→ PROVIDED MATERIAL
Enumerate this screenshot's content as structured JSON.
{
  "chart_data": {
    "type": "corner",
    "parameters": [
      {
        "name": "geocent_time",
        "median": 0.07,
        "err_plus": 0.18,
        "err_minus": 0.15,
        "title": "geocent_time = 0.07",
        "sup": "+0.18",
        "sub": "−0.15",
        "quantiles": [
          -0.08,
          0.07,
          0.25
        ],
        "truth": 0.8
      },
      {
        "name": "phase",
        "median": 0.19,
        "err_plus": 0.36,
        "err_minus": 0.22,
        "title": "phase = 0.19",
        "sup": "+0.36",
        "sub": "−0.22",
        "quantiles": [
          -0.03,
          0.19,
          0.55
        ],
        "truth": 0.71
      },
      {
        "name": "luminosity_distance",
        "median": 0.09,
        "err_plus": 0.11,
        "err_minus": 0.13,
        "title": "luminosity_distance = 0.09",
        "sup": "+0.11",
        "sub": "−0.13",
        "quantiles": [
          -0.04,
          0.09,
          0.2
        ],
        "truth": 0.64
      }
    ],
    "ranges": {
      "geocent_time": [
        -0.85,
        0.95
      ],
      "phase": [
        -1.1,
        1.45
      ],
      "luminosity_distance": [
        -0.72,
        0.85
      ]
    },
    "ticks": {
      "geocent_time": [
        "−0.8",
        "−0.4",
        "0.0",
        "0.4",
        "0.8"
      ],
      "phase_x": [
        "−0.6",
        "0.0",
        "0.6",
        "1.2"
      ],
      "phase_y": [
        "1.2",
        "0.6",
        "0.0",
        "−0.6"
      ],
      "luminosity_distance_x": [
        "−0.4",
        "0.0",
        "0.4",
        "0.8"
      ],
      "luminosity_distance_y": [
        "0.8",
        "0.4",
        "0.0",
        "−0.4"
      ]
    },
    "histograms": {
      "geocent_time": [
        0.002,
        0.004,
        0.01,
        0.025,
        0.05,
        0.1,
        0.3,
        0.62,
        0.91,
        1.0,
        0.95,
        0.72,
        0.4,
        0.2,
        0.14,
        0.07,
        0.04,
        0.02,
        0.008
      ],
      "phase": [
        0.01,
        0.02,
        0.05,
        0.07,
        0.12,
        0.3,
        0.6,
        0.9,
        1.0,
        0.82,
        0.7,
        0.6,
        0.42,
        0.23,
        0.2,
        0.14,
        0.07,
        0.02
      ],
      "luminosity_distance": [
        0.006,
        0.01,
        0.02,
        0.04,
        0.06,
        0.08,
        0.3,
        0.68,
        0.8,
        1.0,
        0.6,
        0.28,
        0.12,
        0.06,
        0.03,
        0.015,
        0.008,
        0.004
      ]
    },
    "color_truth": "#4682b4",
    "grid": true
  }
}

--

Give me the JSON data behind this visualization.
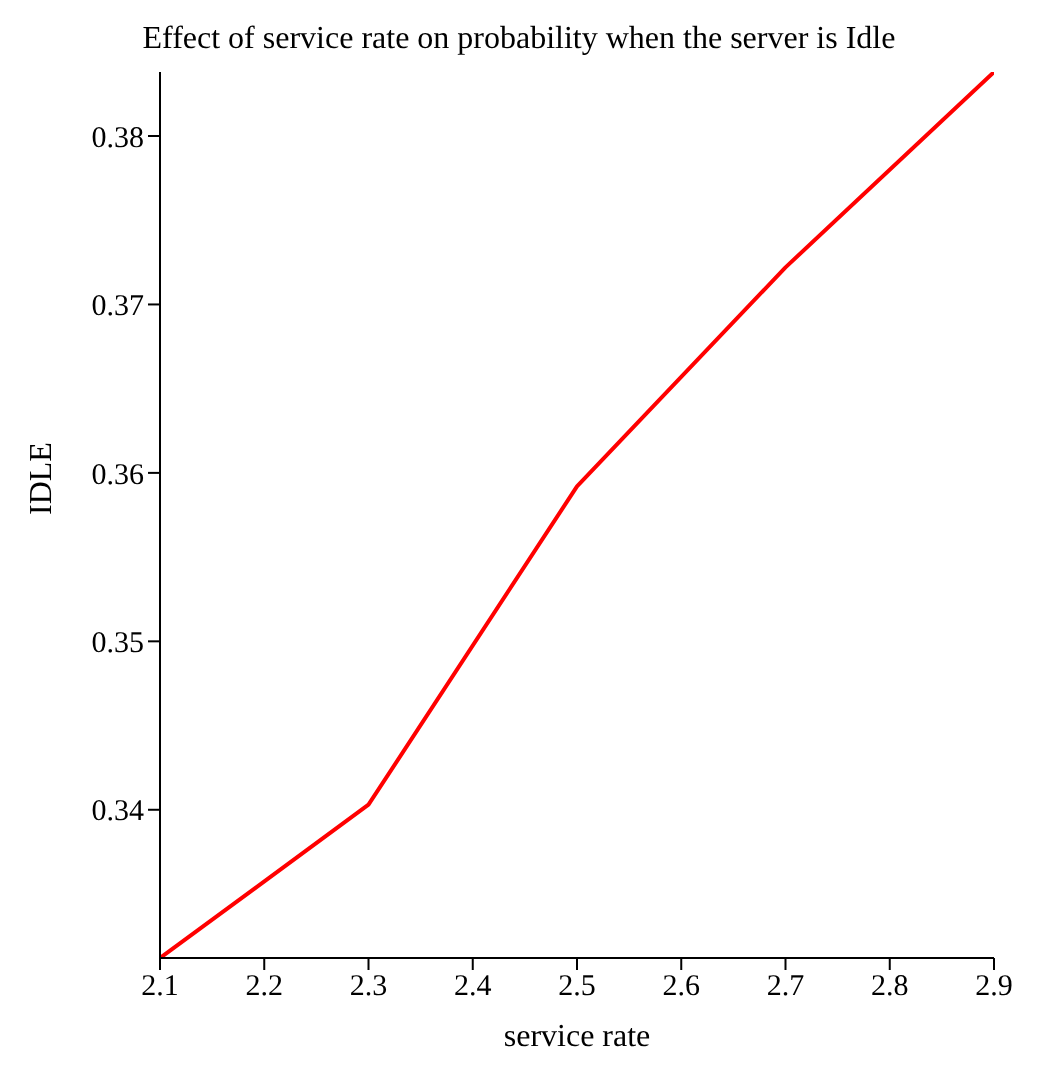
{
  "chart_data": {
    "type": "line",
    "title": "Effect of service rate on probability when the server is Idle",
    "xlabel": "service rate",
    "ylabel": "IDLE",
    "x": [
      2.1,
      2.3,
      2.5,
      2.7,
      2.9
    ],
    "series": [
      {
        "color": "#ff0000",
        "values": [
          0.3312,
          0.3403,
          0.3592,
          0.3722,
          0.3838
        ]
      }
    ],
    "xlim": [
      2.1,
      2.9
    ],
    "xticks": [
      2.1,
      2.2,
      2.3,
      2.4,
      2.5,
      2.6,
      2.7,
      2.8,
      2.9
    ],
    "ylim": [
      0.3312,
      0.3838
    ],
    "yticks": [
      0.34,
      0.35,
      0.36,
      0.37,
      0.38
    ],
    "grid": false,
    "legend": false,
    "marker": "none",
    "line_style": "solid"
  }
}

→ EXERCISE GOAL
Show all lines from the records above where the word "this" occurs.

→ SOLVED PROBLEM
Enumerate this screenshot's content as structured JSON.
Give me the JSON data behind this visualization.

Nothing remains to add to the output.